-- Begin Given information --
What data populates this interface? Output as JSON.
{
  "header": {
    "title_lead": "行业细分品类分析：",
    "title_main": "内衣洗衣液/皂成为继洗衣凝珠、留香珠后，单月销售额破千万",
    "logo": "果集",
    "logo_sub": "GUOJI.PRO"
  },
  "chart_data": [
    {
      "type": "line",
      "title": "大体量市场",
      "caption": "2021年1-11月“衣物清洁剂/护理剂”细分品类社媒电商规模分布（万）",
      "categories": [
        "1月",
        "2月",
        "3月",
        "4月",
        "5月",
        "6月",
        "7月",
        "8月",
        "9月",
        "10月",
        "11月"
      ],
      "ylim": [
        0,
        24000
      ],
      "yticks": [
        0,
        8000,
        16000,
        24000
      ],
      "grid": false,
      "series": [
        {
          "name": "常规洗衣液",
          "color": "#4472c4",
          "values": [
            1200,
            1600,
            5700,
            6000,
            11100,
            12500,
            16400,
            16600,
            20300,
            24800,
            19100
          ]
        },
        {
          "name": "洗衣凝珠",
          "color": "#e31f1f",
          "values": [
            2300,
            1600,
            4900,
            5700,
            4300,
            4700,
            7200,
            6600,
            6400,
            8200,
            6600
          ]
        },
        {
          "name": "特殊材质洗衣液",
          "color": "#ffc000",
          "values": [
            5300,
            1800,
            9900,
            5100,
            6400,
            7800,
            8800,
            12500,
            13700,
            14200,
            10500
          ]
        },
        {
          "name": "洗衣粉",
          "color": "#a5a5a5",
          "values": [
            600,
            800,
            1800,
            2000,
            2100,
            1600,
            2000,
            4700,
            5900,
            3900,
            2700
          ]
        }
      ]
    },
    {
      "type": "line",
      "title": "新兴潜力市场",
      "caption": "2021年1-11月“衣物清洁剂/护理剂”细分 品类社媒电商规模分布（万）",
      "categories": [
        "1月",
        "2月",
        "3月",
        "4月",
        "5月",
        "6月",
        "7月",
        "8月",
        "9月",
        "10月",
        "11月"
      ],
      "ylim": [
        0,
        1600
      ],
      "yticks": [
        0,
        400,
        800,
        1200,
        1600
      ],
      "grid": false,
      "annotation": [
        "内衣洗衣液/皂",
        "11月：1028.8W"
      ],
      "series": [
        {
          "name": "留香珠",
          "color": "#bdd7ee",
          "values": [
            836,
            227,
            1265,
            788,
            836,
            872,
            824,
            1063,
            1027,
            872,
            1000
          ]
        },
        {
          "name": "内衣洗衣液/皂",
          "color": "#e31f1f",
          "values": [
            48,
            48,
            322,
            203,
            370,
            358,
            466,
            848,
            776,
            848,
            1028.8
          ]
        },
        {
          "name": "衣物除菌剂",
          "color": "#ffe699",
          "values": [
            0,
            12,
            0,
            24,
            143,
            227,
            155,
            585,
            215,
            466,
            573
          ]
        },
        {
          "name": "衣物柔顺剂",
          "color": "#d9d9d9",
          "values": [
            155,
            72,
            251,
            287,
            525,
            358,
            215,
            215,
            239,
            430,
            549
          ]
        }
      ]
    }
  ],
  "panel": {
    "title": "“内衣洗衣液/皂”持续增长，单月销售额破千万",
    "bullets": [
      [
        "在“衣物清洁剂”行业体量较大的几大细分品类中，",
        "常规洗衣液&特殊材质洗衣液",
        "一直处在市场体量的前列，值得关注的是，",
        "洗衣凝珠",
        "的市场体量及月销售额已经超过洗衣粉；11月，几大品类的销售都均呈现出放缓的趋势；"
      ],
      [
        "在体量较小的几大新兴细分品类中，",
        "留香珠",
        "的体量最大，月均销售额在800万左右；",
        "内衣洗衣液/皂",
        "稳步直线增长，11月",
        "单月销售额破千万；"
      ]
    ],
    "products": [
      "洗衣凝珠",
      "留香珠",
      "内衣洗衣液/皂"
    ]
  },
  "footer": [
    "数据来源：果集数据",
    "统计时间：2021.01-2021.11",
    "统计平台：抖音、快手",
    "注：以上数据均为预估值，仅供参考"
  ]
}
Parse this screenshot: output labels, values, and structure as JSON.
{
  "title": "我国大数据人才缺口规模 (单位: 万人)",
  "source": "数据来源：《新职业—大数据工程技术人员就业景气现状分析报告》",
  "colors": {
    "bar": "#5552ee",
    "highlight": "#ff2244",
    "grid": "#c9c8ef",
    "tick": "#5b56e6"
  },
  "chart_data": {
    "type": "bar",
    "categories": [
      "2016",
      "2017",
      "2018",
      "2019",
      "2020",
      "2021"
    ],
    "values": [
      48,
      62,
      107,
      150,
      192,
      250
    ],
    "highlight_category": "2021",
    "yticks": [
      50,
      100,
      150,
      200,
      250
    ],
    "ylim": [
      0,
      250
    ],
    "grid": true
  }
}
-- End Given information --
**To be done:** Reproduce the full set of records precisely.

**The reply:**
What data populates this interface? Output as JSON.
{
  "header": {
    "title_lead": "行业细分品类分析：",
    "title_main": "内衣洗衣液/皂成为继洗衣凝珠、留香珠后，单月销售额破千万",
    "logo": "果集",
    "logo_sub": "GUOJI.PRO"
  },
  "chart_data": [
    {
      "type": "line",
      "title": "大体量市场",
      "caption": "2021年1-11月“衣物清洁剂/护理剂”细分品类社媒电商规模分布（万）",
      "categories": [
        "1月",
        "2月",
        "3月",
        "4月",
        "5月",
        "6月",
        "7月",
        "8月",
        "9月",
        "10月",
        "11月"
      ],
      "ylim": [
        0,
        24000
      ],
      "yticks": [
        0,
        8000,
        16000,
        24000
      ],
      "grid": false,
      "series": [
        {
          "name": "常规洗衣液",
          "color": "#4472c4",
          "values": [
            1200,
            1600,
            5700,
            6000,
            11100,
            12500,
            16400,
            16600,
            20300,
            24800,
            19100
          ]
        },
        {
          "name": "洗衣凝珠",
          "color": "#e31f1f",
          "values": [
            2300,
            1600,
            4900,
            5700,
            4300,
            4700,
            7200,
            6600,
            6400,
            8200,
            6600
          ]
        },
        {
          "name": "特殊材质洗衣液",
          "color": "#ffc000",
          "values": [
            5300,
            1800,
            9900,
            5100,
            6400,
            7800,
            8800,
            12500,
            13700,
            14200,
            10500
          ]
        },
        {
          "name": "洗衣粉",
          "color": "#a5a5a5",
          "values": [
            600,
            800,
            1800,
            2000,
            2100,
            1600,
            2000,
            4700,
            5900,
            3900,
            2700
          ]
        }
      ]
    },
    {
      "type": "line",
      "title": "新兴潜力市场",
      "caption": "2021年1-11月“衣物清洁剂/护理剂”细分 品类社媒电商规模分布（万）",
      "categories": [
        "1月",
        "2月",
        "3月",
        "4月",
        "5月",
        "6月",
        "7月",
        "8月",
        "9月",
        "10月",
        "11月"
      ],
      "ylim": [
        0,
        1600
      ],
      "yticks": [
        0,
        400,
        800,
        1200,
        1600
      ],
      "grid": false,
      "annotation": [
        "内衣洗衣液/皂",
        "11月：1028.8W"
      ],
      "series": [
        {
          "name": "留香珠",
          "color": "#bdd7ee",
          "values": [
            836,
            227,
            1265,
            788,
            836,
            872,
            824,
            1063,
            1027,
            872,
            1000
          ]
        },
        {
          "name": "内衣洗衣液/皂",
          "color": "#e31f1f",
          "values": [
            48,
            48,
            322,
            203,
            370,
            358,
            466,
            848,
            776,
            848,
            1028.8
          ]
        },
        {
          "name": "衣物除菌剂",
          "color": "#ffe699",
          "values": [
            0,
            12,
            0,
            24,
            143,
            227,
            155,
            585,
            215,
            466,
            573
          ]
        },
        {
          "name": "衣物柔顺剂",
          "color": "#d9d9d9",
          "values": [
            155,
            72,
            251,
            287,
            525,
            358,
            215,
            215,
            239,
            430,
            549
          ]
        }
      ]
    }
  ],
  "panel": {
    "title": "“内衣洗衣液/皂”持续增长，单月销售额破千万",
    "bullets": [
      [
        "在“衣物清洁剂”行业体量较大的几大细分品类中，",
        "常规洗衣液&特殊材质洗衣液",
        "一直处在市场体量的前列，值得关注的是，",
        "洗衣凝珠",
        "的市场体量及月销售额已经超过洗衣粉；11月，几大品类的销售都均呈现出放缓的趋势；"
      ],
      [
        "在体量较小的几大新兴细分品类中，",
        "留香珠",
        "的体量最大，月均销售额在800万左右；",
        "内衣洗衣液/皂",
        "稳步直线增长，11月",
        "单月销售额破千万；"
      ]
    ],
    "products": [
      "洗衣凝珠",
      "留香珠",
      "内衣洗衣液/皂"
    ]
  },
  "footer": [
    "数据来源：果集数据",
    "统计时间：2021.01-2021.11",
    "统计平台：抖音、快手",
    "注：以上数据均为预估值，仅供参考"
  ]
}
Parse this screenshot: output labels, values, and structure as JSON.
{
  "title": "我国大数据人才缺口规模 (单位: 万人)",
  "source": "数据来源：《新职业—大数据工程技术人员就业景气现状分析报告》",
  "colors": {
    "bar": "#5552ee",
    "highlight": "#ff2244",
    "grid": "#c9c8ef",
    "tick": "#5b56e6"
  },
  "chart_data": {
    "type": "bar",
    "categories": [
      "2016",
      "2017",
      "2018",
      "2019",
      "2020",
      "2021"
    ],
    "values": [
      48,
      62,
      107,
      150,
      192,
      250
    ],
    "highlight_category": "2021",
    "yticks": [
      50,
      100,
      150,
      200,
      250
    ],
    "ylim": [
      0,
      250
    ],
    "grid": true
  }
}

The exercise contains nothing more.